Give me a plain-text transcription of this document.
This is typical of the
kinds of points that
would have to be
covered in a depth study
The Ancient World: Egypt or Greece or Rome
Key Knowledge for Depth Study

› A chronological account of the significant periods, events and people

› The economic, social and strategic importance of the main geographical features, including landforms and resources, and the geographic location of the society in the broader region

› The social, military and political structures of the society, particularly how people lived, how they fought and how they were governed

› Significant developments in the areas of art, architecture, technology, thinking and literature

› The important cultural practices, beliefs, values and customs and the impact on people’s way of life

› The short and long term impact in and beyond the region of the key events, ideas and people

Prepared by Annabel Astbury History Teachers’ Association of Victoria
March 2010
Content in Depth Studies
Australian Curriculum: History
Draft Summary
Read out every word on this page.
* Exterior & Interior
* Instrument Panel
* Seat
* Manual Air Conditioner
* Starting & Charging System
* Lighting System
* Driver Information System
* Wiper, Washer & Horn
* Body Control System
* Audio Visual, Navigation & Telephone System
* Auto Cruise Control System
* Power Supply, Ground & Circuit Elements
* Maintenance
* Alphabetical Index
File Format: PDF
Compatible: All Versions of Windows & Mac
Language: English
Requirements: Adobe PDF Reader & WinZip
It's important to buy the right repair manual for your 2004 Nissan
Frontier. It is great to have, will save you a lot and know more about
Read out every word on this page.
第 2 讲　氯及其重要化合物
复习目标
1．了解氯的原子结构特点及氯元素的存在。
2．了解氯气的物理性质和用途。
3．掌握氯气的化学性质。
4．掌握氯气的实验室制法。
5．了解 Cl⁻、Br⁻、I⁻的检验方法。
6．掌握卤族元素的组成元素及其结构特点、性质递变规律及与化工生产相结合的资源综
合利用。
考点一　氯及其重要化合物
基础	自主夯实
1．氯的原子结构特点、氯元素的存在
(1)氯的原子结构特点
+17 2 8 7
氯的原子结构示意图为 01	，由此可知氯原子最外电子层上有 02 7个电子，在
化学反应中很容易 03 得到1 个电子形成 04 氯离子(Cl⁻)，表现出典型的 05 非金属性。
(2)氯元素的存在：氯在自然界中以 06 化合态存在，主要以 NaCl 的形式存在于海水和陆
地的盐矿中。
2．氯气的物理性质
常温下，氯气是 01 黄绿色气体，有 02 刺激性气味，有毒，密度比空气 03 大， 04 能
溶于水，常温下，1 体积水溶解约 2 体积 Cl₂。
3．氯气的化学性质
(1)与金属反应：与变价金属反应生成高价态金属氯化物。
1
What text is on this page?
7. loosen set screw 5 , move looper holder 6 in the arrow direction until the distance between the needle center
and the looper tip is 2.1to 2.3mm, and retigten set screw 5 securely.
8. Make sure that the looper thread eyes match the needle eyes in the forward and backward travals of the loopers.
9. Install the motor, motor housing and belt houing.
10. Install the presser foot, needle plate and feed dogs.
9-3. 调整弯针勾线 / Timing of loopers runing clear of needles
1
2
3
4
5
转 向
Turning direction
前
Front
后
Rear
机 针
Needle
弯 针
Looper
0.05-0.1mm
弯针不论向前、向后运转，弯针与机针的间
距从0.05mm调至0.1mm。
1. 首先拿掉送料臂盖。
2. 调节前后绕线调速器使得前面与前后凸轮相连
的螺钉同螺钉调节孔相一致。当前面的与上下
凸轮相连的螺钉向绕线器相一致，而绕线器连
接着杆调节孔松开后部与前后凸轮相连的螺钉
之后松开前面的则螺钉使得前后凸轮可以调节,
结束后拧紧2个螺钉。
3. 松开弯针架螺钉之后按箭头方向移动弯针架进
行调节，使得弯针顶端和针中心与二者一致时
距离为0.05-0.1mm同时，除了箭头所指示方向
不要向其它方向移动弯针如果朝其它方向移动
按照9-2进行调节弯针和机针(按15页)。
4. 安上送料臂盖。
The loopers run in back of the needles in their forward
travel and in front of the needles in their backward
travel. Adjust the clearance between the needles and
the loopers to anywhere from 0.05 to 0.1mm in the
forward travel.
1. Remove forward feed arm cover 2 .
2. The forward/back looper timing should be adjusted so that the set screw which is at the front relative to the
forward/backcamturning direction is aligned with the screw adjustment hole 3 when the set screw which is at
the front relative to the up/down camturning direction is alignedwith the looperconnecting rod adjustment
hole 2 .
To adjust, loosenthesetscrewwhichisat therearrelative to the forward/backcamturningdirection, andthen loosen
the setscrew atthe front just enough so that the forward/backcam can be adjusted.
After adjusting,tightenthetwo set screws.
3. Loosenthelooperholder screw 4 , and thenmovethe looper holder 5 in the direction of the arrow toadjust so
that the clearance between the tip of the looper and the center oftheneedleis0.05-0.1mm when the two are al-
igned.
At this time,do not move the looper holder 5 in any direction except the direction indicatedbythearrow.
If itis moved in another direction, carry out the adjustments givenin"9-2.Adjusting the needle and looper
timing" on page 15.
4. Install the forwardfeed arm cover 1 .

------------------------------

> [Task instructions]: Repeat the data precisely, reproducing every entry.

> [Task answer]:
Give me a plain-text transcription of this document.
This is typical of the
kinds of points that
would have to be
covered in a depth study
The Ancient World: Egypt or Greece or Rome
Key Knowledge for Depth Study

› A chronological account of the significant periods, events and people

› The economic, social and strategic importance of the main geographical features, including landforms and resources, and the geographic location of the society in the broader region

› The social, military and political structures of the society, particularly how people lived, how they fought and how they were governed

› Significant developments in the areas of art, architecture, technology, thinking and literature

› The important cultural practices, beliefs, values and customs and the impact on people’s way of life

› The short and long term impact in and beyond the region of the key events, ideas and people

Prepared by Annabel Astbury History Teachers’ Association of Victoria
March 2010
Content in Depth Studies
Australian Curriculum: History
Draft Summary
Read out every word on this page.
* Exterior & Interior
* Instrument Panel
* Seat
* Manual Air Conditioner
* Starting & Charging System
* Lighting System
* Driver Information System
* Wiper, Washer & Horn
* Body Control System
* Audio Visual, Navigation & Telephone System
* Auto Cruise Control System
* Power Supply, Ground & Circuit Elements
* Maintenance
* Alphabetical Index
File Format: PDF
Compatible: All Versions of Windows & Mac
Language: English
Requirements: Adobe PDF Reader & WinZip
It's important to buy the right repair manual for your 2004 Nissan
Frontier. It is great to have, will save you a lot and know more about
Read out every word on this page.
第 2 讲　氯及其重要化合物
复习目标
1．了解氯的原子结构特点及氯元素的存在。
2．了解氯气的物理性质和用途。
3．掌握氯气的化学性质。
4．掌握氯气的实验室制法。
5．了解 Cl⁻、Br⁻、I⁻的检验方法。
6．掌握卤族元素的组成元素及其结构特点、性质递变规律及与化工生产相结合的资源综
合利用。
考点一　氯及其重要化合物
基础	自主夯实
1．氯的原子结构特点、氯元素的存在
(1)氯的原子结构特点
+17 2 8 7
氯的原子结构示意图为 01	，由此可知氯原子最外电子层上有 02 7个电子，在
化学反应中很容易 03 得到1 个电子形成 04 氯离子(Cl⁻)，表现出典型的 05 非金属性。
(2)氯元素的存在：氯在自然界中以 06 化合态存在，主要以 NaCl 的形式存在于海水和陆
地的盐矿中。
2．氯气的物理性质
常温下，氯气是 01 黄绿色气体，有 02 刺激性气味，有毒，密度比空气 03 大， 04 能
溶于水，常温下，1 体积水溶解约 2 体积 Cl₂。
3．氯气的化学性质
(1)与金属反应：与变价金属反应生成高价态金属氯化物。
1
What text is on this page?
7. loosen set screw 5 , move looper holder 6 in the arrow direction until the distance between the needle center
and the looper tip is 2.1to 2.3mm, and retigten set screw 5 securely.
8. Make sure that the looper thread eyes match the needle eyes in the forward and backward travals of the loopers.
9. Install the motor, motor housing and belt houing.
10. Install the presser foot, needle plate and feed dogs.
9-3. 调整弯针勾线 / Timing of loopers runing clear of needles
1
2
3
4
5
转 向
Turning direction
前
Front
后
Rear
机 针
Needle
弯 针
Looper
0.05-0.1mm
弯针不论向前、向后运转，弯针与机针的间
距从0.05mm调至0.1mm。
1. 首先拿掉送料臂盖。
2. 调节前后绕线调速器使得前面与前后凸轮相连
的螺钉同螺钉调节孔相一致。当前面的与上下
凸轮相连的螺钉向绕线器相一致，而绕线器连
接着杆调节孔松开后部与前后凸轮相连的螺钉
之后松开前面的则螺钉使得前后凸轮可以调节,
结束后拧紧2个螺钉。
3. 松开弯针架螺钉之后按箭头方向移动弯针架进
行调节，使得弯针顶端和针中心与二者一致时
距离为0.05-0.1mm同时，除了箭头所指示方向
不要向其它方向移动弯针如果朝其它方向移动
按照9-2进行调节弯针和机针(按15页)。
4. 安上送料臂盖。
The loopers run in back of the needles in their forward
travel and in front of the needles in their backward
travel. Adjust the clearance between the needles and
the loopers to anywhere from 0.05 to 0.1mm in the
forward travel.
1. Remove forward feed arm cover 2 .
2. The forward/back looper timing should be adjusted so that the set screw which is at the front relative to the
forward/backcamturning direction is aligned with the screw adjustment hole 3 when the set screw which is at
the front relative to the up/down camturning direction is alignedwith the looperconnecting rod adjustment
hole 2 .
To adjust, loosenthesetscrewwhichisat therearrelative to the forward/backcamturningdirection, andthen loosen
the setscrew atthe front just enough so that the forward/backcam can be adjusted.
After adjusting,tightenthetwo set screws.
3. Loosenthelooperholder screw 4 , and thenmovethe looper holder 5 in the direction of the arrow toadjust so
that the clearance between the tip of the looper and the center oftheneedleis0.05-0.1mm when the two are al-
igned.
At this time,do not move the looper holder 5 in any direction except the direction indicatedbythearrow.
If itis moved in another direction, carry out the adjustments givenin"9-2.Adjusting the needle and looper
timing" on page 15.
4. Install the forwardfeed arm cover 1 .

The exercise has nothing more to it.